■ **WORK TO COMPLETE**
Turn every line from the start of the items through the line with "list-item: – мост пешеходный;" into a Markdown table with the columns No. and Entry. Number each row and leave out blank lines.

:: LISTED RECORDS

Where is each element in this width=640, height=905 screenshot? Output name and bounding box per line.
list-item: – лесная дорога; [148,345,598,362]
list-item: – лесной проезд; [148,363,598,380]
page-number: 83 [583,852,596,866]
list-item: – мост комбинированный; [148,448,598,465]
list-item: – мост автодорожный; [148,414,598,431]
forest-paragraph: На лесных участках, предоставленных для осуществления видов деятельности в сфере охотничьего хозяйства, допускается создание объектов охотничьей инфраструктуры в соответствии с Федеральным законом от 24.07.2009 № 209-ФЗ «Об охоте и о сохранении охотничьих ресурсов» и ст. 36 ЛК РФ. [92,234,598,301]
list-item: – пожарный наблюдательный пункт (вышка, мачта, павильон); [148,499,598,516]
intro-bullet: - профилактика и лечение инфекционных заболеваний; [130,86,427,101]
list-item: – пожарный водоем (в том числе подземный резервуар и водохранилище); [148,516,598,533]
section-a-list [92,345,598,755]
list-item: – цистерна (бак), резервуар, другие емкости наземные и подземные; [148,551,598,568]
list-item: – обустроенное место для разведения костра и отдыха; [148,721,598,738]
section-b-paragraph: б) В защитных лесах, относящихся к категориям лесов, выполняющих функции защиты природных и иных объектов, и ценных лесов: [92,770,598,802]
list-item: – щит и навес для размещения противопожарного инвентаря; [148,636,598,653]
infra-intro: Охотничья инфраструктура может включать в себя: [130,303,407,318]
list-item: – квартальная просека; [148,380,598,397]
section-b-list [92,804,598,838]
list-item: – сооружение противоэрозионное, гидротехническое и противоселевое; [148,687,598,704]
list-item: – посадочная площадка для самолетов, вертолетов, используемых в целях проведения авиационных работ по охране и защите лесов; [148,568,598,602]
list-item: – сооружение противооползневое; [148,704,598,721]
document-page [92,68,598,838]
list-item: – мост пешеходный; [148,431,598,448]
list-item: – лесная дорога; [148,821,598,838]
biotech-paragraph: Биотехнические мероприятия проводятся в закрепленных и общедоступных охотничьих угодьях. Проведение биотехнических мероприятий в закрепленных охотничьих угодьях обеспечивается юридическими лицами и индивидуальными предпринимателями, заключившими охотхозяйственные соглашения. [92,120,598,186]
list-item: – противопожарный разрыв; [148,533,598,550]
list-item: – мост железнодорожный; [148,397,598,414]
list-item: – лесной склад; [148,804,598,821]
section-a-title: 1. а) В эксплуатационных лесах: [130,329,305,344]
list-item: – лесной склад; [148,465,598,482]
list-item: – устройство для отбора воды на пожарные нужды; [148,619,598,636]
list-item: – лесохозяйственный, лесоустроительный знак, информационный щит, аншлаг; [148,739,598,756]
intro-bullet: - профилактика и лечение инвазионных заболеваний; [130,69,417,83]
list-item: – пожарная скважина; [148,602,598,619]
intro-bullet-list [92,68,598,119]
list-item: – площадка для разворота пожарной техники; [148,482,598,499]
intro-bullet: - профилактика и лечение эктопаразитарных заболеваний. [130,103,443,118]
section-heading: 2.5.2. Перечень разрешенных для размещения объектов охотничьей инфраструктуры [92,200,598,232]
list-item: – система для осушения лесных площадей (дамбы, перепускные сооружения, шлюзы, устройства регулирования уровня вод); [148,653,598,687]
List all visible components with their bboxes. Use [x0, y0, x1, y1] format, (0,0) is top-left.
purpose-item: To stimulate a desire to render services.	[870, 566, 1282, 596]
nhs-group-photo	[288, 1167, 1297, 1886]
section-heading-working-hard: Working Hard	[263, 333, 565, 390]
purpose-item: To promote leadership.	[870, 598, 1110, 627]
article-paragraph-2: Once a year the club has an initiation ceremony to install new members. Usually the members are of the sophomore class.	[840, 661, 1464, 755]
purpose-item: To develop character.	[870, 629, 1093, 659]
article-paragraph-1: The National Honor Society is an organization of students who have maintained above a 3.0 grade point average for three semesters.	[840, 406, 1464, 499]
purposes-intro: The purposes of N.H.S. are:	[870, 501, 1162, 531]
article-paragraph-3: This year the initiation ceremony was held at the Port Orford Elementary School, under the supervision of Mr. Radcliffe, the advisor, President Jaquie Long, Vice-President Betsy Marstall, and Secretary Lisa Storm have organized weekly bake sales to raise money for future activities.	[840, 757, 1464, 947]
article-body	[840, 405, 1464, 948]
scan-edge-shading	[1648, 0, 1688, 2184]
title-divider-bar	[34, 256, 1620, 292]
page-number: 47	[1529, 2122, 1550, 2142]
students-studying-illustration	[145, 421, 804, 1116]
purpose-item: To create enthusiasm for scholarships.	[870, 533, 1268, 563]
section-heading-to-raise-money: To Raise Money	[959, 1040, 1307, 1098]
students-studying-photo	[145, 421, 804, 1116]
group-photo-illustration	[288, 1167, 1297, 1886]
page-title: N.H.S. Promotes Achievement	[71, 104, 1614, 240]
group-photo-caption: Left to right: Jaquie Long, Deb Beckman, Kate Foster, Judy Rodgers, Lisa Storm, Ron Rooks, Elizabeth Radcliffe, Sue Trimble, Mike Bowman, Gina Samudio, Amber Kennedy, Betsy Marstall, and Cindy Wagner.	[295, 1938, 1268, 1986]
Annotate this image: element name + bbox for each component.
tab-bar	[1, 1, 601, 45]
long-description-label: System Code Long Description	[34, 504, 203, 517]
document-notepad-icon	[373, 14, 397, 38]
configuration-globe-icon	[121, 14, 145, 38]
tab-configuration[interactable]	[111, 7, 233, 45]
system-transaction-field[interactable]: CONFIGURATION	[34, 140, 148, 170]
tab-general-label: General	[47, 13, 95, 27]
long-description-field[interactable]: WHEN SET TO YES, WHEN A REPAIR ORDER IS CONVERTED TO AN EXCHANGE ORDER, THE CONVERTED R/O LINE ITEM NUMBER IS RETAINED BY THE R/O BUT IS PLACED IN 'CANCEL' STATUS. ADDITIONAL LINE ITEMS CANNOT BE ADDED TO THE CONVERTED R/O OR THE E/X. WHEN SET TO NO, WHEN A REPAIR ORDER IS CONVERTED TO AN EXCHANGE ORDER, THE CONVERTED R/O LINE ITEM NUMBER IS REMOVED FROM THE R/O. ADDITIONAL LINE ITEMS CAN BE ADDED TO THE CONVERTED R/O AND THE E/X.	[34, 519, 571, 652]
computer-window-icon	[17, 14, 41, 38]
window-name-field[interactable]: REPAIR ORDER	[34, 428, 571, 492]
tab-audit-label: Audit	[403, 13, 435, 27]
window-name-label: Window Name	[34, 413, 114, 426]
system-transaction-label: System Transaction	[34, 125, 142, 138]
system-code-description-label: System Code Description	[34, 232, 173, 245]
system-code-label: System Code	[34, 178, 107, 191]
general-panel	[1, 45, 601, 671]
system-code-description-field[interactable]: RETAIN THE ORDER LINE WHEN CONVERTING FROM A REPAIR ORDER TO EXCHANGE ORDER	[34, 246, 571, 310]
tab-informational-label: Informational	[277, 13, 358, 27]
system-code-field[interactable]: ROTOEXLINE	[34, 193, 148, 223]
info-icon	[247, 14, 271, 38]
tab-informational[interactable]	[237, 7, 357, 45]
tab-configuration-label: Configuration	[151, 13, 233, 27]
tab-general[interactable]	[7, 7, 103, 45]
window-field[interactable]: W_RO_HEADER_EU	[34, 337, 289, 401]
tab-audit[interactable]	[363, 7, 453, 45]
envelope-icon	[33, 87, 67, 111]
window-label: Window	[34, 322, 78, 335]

::::

■ **TASK RESPONSE**
| No. | Entry |
|---|---|
| 1 | Where is each element in this width=640, height=905 screenshot? Output name and bounding box per line. |
| 2 | list-item: – лесная дорога; [148,345,598,362] |
| 3 | list-item: – лесной проезд; [148,363,598,380] |
| 4 | page-number: 83 [583,852,596,866] |
| 5 | list-item: – мост комбинированный; [148,448,598,465] |
| 6 | list-item: – мост автодорожный; [148,414,598,431] |
| 7 | forest-paragraph: На лесных участках, предоставленных для осуществления видов деятельности в сфере охотничьего хозяйства, допускается создание объектов охотничьей инфраструктуры в соответствии с Федеральным законом от 24.07.2009 № 209-ФЗ «Об охоте и о сохранении охотничьих ресурсов» и ст. 36 ЛК РФ. [92,234,598,301] |
| 8 | list-item: – пожарный наблюдательный пункт (вышка, мачта, павильон); [148,499,598,516] |
| 9 | intro-bullet: - профилактика и лечение инфекционных заболеваний; [130,86,427,101] |
| 10 | list-item: – пожарный водоем (в том числе подземный резервуар и водохранилище); [148,516,598,533] |
| 11 | section-a-list [92,345,598,755] |
| 12 | list-item: – цистерна (бак), резервуар, другие емкости наземные и подземные; [148,551,598,568] |
| 13 | list-item: – обустроенное место для разведения костра и отдыха; [148,721,598,738] |
| 14 | section-b-paragraph: б) В защитных лесах, относящихся к категориям лесов, выполняющих функции защиты природных и иных объектов, и ценных лесов: [92,770,598,802] |
| 15 | list-item: – щит и навес для размещения противопожарного инвентаря; [148,636,598,653] |
| 16 | infra-intro: Охотничья инфраструктура может включать в себя: [130,303,407,318] |
| 17 | list-item: – квартальная просека; [148,380,598,397] |
| 18 | section-b-list [92,804,598,838] |
| 19 | list-item: – сооружение противоэрозионное, гидротехническое и противоселевое; [148,687,598,704] |
| 20 | list-item: – посадочная площадка для самолетов, вертолетов, используемых в целях проведения авиационных работ по охране и защите лесов; [148,568,598,602] |
| 21 | list-item: – сооружение противооползневое; [148,704,598,721] |
| 22 | document-page [92,68,598,838] |
| 23 | list-item: – мост пешеходный; [148,431,598,448] |